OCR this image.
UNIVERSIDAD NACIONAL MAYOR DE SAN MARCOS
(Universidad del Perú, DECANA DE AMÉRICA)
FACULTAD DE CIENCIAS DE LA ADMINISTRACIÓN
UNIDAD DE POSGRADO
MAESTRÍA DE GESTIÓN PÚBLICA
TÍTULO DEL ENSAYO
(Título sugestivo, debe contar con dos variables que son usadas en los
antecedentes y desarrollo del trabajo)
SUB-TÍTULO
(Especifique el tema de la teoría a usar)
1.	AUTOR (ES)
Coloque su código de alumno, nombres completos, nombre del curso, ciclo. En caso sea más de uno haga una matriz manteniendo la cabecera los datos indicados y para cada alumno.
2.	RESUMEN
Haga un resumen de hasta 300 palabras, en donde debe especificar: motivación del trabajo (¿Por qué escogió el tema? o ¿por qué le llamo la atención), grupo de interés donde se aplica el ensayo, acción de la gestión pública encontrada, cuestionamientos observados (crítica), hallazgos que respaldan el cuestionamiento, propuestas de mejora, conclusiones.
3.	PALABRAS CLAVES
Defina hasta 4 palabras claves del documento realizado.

==

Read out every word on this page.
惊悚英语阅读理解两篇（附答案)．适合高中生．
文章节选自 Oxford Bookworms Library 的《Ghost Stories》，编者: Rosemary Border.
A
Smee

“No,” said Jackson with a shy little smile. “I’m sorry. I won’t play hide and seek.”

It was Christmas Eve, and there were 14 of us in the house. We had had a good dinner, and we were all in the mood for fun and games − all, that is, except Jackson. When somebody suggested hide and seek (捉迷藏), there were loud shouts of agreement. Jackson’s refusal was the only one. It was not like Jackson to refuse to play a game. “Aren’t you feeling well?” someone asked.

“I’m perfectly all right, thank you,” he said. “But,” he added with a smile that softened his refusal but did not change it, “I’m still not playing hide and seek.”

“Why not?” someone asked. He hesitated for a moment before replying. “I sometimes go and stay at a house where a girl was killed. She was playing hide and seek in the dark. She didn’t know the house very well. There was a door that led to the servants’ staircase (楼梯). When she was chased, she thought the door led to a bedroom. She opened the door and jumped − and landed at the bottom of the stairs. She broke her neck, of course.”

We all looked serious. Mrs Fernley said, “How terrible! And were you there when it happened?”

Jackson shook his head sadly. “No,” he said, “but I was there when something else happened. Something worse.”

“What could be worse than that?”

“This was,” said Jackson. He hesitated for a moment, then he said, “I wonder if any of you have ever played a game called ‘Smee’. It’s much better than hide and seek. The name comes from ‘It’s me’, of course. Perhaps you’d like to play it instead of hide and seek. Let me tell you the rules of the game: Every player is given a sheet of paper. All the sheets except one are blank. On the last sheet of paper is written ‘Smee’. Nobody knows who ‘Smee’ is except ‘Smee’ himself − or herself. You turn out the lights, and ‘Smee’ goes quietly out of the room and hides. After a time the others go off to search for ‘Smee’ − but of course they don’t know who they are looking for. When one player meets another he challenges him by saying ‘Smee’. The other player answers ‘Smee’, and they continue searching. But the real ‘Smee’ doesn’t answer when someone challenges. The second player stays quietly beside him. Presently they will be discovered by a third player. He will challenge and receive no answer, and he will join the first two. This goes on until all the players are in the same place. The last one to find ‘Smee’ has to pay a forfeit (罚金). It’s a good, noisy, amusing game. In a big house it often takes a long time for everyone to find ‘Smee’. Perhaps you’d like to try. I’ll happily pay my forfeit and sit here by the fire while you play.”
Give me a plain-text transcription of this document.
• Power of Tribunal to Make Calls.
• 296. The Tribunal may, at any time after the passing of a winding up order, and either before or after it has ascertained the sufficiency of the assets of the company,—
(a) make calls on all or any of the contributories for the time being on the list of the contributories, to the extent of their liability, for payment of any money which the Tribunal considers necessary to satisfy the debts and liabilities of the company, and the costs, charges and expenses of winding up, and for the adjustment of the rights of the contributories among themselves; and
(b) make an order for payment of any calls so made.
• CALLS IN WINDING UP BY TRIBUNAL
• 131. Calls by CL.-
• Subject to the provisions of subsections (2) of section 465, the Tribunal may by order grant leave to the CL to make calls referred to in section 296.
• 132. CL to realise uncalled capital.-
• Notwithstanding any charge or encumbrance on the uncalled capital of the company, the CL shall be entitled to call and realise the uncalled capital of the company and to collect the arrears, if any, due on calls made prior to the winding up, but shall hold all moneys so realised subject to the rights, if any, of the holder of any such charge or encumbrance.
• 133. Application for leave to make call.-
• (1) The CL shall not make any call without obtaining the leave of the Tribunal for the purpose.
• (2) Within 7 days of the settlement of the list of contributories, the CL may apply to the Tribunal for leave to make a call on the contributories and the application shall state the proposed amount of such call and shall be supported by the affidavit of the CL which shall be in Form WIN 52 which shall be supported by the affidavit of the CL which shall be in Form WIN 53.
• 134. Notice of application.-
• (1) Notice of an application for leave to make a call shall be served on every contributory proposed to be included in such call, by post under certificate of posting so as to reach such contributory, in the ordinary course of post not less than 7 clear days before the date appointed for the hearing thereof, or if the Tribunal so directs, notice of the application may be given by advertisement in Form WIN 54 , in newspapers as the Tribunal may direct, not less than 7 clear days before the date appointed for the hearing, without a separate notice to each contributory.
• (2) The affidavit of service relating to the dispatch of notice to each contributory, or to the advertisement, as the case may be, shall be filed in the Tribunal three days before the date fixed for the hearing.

DIRECTIVE: From the listing above, copy all lines holding the word "smile".

RIGHT ANSWER:
“No,” said Jackson with a shy little smile. “I’m sorry. I won’t play hide and seek.”
“I’m perfectly all right, thank you,” he said. “But,” he added with a smile that softened his refusal but did not change it, “I’m still not playing hide and seek.”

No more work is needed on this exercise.